What is needed: Extract the full set of records that follows, word for word.

Data section:
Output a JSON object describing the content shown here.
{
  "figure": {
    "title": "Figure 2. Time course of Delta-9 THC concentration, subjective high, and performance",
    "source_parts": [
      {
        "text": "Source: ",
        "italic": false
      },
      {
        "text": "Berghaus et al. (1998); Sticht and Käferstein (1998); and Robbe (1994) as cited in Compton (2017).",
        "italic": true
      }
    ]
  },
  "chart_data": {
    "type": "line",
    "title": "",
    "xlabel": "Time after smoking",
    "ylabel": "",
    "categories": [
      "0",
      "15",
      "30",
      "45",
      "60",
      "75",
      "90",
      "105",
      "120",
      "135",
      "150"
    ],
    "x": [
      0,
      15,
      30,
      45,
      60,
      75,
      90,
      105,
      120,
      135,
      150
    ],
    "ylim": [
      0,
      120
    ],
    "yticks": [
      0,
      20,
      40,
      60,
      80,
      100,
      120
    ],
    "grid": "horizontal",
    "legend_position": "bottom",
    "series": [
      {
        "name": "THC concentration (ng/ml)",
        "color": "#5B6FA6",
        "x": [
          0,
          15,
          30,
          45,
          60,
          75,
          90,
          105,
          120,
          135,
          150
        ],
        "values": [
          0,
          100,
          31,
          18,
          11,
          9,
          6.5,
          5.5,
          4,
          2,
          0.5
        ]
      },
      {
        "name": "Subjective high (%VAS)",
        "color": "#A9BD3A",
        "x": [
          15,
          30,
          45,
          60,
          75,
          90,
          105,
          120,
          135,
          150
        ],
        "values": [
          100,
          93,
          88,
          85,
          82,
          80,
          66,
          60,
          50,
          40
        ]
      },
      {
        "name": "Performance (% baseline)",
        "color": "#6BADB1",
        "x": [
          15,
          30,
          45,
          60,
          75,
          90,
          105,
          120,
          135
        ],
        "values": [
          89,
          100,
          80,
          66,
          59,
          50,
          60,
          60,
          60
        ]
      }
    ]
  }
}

Response below:
Output a JSON object describing the content shown here.
{
  "figure": {
    "title": "Figure 2. Time course of Delta-9 THC concentration, subjective high, and performance",
    "source_parts": [
      {
        "text": "Source: ",
        "italic": false
      },
      {
        "text": "Berghaus et al. (1998); Sticht and Käferstein (1998); and Robbe (1994) as cited in Compton (2017).",
        "italic": true
      }
    ]
  },
  "chart_data": {
    "type": "line",
    "title": "",
    "xlabel": "Time after smoking",
    "ylabel": "",
    "categories": [
      "0",
      "15",
      "30",
      "45",
      "60",
      "75",
      "90",
      "105",
      "120",
      "135",
      "150"
    ],
    "x": [
      0,
      15,
      30,
      45,
      60,
      75,
      90,
      105,
      120,
      135,
      150
    ],
    "ylim": [
      0,
      120
    ],
    "yticks": [
      0,
      20,
      40,
      60,
      80,
      100,
      120
    ],
    "grid": "horizontal",
    "legend_position": "bottom",
    "series": [
      {
        "name": "THC concentration (ng/ml)",
        "color": "#5B6FA6",
        "x": [
          0,
          15,
          30,
          45,
          60,
          75,
          90,
          105,
          120,
          135,
          150
        ],
        "values": [
          0,
          100,
          31,
          18,
          11,
          9,
          6.5,
          5.5,
          4,
          2,
          0.5
        ]
      },
      {
        "name": "Subjective high (%VAS)",
        "color": "#A9BD3A",
        "x": [
          15,
          30,
          45,
          60,
          75,
          90,
          105,
          120,
          135,
          150
        ],
        "values": [
          100,
          93,
          88,
          85,
          82,
          80,
          66,
          60,
          50,
          40
        ]
      },
      {
        "name": "Performance (% baseline)",
        "color": "#6BADB1",
        "x": [
          15,
          30,
          45,
          60,
          75,
          90,
          105,
          120,
          135
        ],
        "values": [
          89,
          100,
          80,
          66,
          59,
          50,
          60,
          60,
          60
        ]
      }
    ]
  }
}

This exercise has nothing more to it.